## Set exercise
Copy each line holding the string "counts".
►
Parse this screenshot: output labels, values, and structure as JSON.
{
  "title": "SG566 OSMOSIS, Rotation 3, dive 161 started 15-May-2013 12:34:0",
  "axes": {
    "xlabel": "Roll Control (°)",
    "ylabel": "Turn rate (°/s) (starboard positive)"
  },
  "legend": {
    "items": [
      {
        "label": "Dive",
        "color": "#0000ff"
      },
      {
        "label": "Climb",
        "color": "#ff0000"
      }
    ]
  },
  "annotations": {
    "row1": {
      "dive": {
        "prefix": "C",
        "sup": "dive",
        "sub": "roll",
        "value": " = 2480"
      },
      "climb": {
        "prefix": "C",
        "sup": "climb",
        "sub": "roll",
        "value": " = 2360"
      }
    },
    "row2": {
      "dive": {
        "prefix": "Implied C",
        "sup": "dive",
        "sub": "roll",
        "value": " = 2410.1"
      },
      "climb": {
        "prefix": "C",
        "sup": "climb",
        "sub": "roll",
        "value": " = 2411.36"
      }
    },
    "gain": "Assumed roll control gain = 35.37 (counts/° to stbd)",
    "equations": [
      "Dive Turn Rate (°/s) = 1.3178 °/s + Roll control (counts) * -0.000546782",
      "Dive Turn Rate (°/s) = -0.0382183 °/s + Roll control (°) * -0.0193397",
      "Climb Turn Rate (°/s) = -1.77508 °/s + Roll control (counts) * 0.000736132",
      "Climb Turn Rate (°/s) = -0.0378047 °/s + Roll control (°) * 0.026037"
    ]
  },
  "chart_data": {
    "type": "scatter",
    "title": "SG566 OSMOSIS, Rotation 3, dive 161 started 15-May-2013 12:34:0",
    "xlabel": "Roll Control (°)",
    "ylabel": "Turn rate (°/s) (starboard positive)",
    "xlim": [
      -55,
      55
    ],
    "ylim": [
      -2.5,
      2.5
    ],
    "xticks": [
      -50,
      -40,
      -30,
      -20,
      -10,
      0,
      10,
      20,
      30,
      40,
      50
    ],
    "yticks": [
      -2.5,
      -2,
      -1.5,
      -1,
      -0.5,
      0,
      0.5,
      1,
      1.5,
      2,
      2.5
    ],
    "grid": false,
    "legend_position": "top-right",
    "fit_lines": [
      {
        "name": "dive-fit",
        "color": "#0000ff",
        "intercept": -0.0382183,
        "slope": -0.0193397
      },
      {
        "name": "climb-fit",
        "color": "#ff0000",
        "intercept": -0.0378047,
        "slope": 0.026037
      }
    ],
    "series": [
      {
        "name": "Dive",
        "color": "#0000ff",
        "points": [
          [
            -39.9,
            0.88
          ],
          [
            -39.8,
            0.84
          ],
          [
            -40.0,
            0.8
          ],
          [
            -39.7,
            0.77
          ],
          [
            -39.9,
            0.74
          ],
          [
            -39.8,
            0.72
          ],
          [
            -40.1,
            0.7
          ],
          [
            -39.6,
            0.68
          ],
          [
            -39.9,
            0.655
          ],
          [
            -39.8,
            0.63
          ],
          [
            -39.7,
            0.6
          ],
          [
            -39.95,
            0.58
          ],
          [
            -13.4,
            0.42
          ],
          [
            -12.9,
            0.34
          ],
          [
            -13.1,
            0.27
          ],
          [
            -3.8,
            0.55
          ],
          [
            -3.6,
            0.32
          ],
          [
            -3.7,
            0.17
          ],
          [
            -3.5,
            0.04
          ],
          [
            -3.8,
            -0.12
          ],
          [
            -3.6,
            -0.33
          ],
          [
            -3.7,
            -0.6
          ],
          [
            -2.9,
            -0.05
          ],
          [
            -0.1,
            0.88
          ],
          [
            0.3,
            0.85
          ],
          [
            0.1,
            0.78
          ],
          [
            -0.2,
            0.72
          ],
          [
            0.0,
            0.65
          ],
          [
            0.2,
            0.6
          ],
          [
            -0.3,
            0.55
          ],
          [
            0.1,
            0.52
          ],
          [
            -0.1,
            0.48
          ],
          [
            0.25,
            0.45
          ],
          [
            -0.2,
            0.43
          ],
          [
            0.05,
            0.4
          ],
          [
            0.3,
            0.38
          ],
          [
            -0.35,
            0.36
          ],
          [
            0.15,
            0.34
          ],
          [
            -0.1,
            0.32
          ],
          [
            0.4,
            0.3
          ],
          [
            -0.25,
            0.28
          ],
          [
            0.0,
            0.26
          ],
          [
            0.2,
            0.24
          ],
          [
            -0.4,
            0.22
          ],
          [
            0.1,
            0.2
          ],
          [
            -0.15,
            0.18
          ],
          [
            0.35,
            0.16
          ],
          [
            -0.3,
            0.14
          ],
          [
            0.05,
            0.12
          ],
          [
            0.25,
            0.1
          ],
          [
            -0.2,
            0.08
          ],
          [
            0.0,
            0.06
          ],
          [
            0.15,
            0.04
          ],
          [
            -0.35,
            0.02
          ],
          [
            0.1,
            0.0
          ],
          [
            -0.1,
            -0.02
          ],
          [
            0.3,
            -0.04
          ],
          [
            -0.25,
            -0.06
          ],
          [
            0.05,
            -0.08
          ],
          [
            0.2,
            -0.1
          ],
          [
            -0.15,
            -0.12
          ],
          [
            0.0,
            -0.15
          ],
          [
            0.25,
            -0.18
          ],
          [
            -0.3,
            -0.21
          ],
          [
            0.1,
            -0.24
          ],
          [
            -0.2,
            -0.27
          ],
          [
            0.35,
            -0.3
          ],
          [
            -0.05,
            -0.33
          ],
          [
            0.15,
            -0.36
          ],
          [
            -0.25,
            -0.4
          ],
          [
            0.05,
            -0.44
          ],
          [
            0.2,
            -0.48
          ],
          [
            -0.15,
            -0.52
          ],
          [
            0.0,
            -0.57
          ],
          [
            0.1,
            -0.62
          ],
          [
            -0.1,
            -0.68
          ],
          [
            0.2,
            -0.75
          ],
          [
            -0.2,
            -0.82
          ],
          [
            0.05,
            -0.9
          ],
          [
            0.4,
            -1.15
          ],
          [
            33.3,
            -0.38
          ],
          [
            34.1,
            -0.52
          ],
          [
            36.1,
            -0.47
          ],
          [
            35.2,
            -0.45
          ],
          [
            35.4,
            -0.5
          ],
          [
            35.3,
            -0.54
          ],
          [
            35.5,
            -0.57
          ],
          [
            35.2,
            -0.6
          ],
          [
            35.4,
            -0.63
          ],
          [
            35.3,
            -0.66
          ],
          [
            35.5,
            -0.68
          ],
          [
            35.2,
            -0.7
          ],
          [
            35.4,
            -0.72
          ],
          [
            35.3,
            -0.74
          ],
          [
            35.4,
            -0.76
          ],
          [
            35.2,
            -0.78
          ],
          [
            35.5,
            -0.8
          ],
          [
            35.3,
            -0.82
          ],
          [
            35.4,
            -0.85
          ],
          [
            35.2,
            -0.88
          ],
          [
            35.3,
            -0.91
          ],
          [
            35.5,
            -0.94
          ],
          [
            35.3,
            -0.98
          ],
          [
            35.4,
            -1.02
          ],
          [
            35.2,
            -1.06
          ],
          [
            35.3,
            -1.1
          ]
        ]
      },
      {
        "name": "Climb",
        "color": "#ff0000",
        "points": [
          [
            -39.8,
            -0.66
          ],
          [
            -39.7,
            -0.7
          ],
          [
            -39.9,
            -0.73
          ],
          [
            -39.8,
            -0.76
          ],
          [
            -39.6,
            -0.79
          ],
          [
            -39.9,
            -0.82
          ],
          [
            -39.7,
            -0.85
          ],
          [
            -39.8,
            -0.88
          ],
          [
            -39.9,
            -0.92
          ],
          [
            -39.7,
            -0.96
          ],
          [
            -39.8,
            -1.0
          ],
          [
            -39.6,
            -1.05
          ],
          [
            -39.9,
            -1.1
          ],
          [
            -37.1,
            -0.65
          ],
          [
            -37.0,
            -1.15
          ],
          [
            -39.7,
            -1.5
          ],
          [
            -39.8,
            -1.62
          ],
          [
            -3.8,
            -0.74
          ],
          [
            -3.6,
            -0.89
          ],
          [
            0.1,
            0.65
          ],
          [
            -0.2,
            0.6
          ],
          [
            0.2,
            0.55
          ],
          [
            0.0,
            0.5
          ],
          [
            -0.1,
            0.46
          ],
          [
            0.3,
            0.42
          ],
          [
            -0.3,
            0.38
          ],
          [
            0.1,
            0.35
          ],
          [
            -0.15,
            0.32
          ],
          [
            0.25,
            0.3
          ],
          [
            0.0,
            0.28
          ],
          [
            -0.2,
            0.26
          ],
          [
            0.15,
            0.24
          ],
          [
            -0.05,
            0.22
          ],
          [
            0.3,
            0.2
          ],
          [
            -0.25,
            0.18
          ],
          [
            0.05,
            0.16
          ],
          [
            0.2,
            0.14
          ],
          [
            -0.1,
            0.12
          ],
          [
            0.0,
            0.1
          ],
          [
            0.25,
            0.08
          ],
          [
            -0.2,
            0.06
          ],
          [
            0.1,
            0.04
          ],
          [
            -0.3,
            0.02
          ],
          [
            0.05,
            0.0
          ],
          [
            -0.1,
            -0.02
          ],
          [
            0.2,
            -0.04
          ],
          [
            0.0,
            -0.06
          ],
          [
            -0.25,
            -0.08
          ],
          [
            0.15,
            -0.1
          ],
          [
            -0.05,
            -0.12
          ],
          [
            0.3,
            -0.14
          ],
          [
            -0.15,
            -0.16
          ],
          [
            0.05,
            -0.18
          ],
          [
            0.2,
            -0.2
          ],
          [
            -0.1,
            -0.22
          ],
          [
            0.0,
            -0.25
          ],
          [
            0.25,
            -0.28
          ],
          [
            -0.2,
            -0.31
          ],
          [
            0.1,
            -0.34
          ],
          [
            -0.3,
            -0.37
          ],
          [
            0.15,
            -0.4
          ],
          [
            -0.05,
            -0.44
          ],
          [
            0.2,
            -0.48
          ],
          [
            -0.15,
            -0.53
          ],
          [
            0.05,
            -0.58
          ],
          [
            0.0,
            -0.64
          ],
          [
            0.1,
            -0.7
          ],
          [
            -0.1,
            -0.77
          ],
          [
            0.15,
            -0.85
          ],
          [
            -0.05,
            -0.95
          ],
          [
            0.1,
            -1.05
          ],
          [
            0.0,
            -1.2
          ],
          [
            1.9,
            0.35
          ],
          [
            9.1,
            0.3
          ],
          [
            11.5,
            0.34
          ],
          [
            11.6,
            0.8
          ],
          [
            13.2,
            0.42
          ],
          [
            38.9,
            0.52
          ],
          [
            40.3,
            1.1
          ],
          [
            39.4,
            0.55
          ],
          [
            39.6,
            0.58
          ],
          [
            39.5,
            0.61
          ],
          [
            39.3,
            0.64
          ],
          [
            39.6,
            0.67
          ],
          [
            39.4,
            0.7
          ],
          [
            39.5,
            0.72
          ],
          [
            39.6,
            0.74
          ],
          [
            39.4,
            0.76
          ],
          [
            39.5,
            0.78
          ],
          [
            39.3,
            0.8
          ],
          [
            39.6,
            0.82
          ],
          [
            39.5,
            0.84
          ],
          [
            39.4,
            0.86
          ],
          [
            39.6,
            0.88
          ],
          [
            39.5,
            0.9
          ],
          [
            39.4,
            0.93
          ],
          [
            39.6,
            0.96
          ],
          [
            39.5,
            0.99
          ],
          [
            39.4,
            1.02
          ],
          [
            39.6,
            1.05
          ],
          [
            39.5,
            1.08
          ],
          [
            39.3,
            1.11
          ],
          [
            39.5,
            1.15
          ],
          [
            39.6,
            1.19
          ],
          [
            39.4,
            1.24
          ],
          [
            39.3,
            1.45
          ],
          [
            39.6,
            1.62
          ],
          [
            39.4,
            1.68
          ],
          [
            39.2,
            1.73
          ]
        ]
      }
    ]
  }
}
◄
## Result for this task
    "gain": "Assumed roll control gain = 35.37 (counts/° to stbd)",
      "Dive Turn Rate (°/s) = 1.3178 °/s + Roll control (counts) * -0.000546782",
      "Climb Turn Rate (°/s) = -1.77508 °/s + Roll control (counts) * 0.000736132",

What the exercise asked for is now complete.